Your goal |
Work out how many lines in the data hold the word "family", and reply with that number only.

Data extract |
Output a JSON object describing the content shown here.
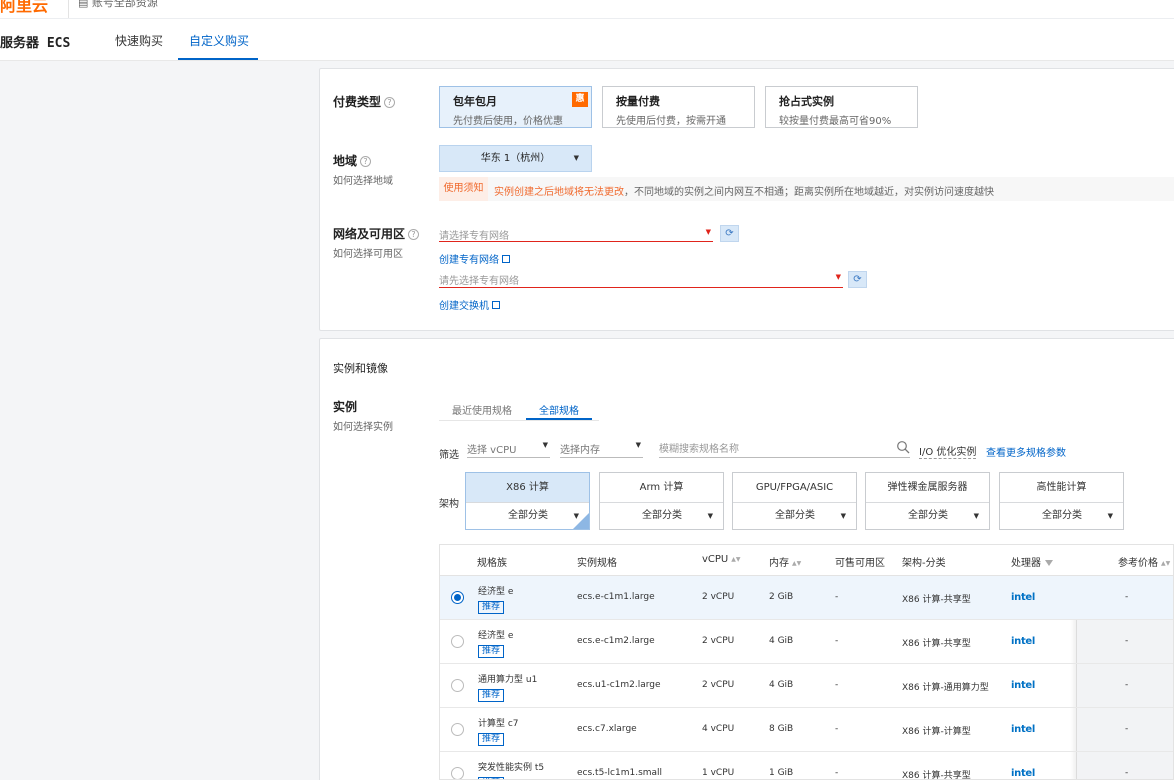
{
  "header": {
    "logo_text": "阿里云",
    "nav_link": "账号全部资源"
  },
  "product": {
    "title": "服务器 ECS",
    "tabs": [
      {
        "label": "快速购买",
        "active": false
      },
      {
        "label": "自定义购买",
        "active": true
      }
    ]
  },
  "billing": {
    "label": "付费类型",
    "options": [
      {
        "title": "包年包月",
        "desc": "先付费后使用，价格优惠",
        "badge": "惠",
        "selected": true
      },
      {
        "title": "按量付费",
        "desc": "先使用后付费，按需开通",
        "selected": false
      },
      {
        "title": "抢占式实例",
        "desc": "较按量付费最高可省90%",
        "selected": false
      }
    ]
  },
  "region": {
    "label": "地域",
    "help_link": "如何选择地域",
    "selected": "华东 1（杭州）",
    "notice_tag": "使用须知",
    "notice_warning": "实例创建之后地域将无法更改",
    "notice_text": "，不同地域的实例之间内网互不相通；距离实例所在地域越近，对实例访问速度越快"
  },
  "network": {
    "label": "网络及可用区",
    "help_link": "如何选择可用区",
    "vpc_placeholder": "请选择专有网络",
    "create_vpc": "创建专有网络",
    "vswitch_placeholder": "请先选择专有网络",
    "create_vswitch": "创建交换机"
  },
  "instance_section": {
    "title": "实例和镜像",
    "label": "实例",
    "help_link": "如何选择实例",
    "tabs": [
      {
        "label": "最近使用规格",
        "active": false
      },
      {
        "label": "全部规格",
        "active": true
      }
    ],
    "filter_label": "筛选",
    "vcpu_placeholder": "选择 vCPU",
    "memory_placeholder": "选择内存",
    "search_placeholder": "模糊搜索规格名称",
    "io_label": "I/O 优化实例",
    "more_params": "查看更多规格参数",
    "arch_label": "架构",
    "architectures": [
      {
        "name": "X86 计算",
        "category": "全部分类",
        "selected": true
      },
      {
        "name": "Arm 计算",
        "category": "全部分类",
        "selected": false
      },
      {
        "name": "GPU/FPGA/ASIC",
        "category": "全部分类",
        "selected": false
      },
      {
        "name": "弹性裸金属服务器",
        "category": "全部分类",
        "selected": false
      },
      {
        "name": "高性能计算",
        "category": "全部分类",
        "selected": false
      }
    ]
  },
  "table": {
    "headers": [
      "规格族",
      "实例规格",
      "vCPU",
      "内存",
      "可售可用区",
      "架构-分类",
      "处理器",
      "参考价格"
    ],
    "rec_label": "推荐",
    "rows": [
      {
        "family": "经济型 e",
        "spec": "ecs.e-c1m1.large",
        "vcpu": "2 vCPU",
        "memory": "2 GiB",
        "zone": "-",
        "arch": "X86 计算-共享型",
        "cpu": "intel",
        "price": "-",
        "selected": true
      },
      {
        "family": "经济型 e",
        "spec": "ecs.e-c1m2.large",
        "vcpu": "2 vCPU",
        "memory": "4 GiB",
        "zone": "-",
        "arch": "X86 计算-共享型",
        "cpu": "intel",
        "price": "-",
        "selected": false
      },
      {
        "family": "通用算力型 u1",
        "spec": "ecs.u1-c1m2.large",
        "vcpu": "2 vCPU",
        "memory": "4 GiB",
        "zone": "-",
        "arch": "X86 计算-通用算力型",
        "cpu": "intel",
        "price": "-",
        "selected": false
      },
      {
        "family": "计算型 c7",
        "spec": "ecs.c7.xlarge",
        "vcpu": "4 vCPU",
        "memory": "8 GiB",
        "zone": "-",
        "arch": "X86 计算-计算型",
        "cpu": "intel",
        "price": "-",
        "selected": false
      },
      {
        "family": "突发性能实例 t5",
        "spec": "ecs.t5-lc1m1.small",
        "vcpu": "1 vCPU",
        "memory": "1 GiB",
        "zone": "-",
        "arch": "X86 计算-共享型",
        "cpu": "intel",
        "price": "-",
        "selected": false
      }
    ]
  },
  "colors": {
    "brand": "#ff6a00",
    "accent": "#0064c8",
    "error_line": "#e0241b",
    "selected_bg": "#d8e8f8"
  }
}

Reply |
5